*LISTING:*
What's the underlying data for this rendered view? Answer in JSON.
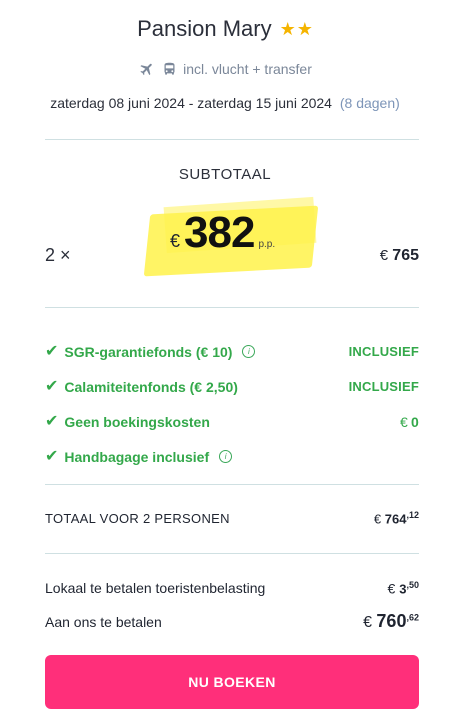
{
  "hotel": {
    "name": "Pansion Mary",
    "stars": 2,
    "star_color": "#f5b400"
  },
  "travel": {
    "icons": [
      "airplane-icon",
      "bus-icon"
    ],
    "label": "incl. vlucht + transfer"
  },
  "dates": {
    "range": "zaterdag 08 juni 2024 - zaterdag 15 juni 2024",
    "duration": "(8 dagen)"
  },
  "subtotal": {
    "label": "SUBTOTAAL",
    "quantity": "2 ×",
    "currency": "€",
    "price_pp": "382",
    "unit": "p.p.",
    "line_total_currency": "€",
    "line_total": "765"
  },
  "features": [
    {
      "label": "SGR-garantiefonds (€ 10)",
      "info": true,
      "value": "INCLUSIEF"
    },
    {
      "label": "Calamiteitenfonds (€ 2,50)",
      "info": false,
      "value": "INCLUSIEF"
    },
    {
      "label": "Geen boekingskosten",
      "info": false,
      "value_currency": "€",
      "value": "0"
    },
    {
      "label": "Handbagage inclusief",
      "info": true,
      "value": ""
    }
  ],
  "total": {
    "label": "TOTAAL VOOR 2 PERSONEN",
    "currency": "€",
    "whole": "764",
    "cents": "12"
  },
  "tax": {
    "label": "Lokaal te betalen toeristenbelasting",
    "currency": "€",
    "whole": "3",
    "cents": "50"
  },
  "pay": {
    "label": "Aan ons te betalen",
    "currency": "€",
    "whole": "760",
    "cents": "62"
  },
  "cta": {
    "label": "NU BOEKEN",
    "color": "#ff2f7a"
  },
  "colors": {
    "accent_green": "#33a84a",
    "divider": "#cfe0e2",
    "highlight": "#fff24a"
  }
}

*PROBLEM REQUIREMENTS:* Each entry above is to be written out again unchanged, apart from the pictures, which are left out.

*FINAL ANSWER:*
What's the underlying data for this rendered view? Answer in JSON.
{
  "hotel": {
    "name": "Pansion Mary",
    "stars": 2,
    "star_color": "#f5b400"
  },
  "travel": {
    "icons": [
      "airplane-icon",
      "bus-icon"
    ],
    "label": "incl. vlucht + transfer"
  },
  "dates": {
    "range": "zaterdag 08 juni 2024 - zaterdag 15 juni 2024",
    "duration": "(8 dagen)"
  },
  "subtotal": {
    "label": "SUBTOTAAL",
    "quantity": "2 ×",
    "currency": "€",
    "price_pp": "382",
    "unit": "p.p.",
    "line_total_currency": "€",
    "line_total": "765"
  },
  "features": [
    {
      "label": "SGR-garantiefonds (€ 10)",
      "info": true,
      "value": "INCLUSIEF"
    },
    {
      "label": "Calamiteitenfonds (€ 2,50)",
      "info": false,
      "value": "INCLUSIEF"
    },
    {
      "label": "Geen boekingskosten",
      "info": false,
      "value_currency": "€",
      "value": "0"
    },
    {
      "label": "Handbagage inclusief",
      "info": true,
      "value": ""
    }
  ],
  "total": {
    "label": "TOTAAL VOOR 2 PERSONEN",
    "currency": "€",
    "whole": "764",
    "cents": "12"
  },
  "tax": {
    "label": "Lokaal te betalen toeristenbelasting",
    "currency": "€",
    "whole": "3",
    "cents": "50"
  },
  "pay": {
    "label": "Aan ons te betalen",
    "currency": "€",
    "whole": "760",
    "cents": "62"
  },
  "cta": {
    "label": "NU BOEKEN",
    "color": "#ff2f7a"
  },
  "colors": {
    "accent_green": "#33a84a",
    "divider": "#cfe0e2",
    "highlight": "#fff24a"
  }
}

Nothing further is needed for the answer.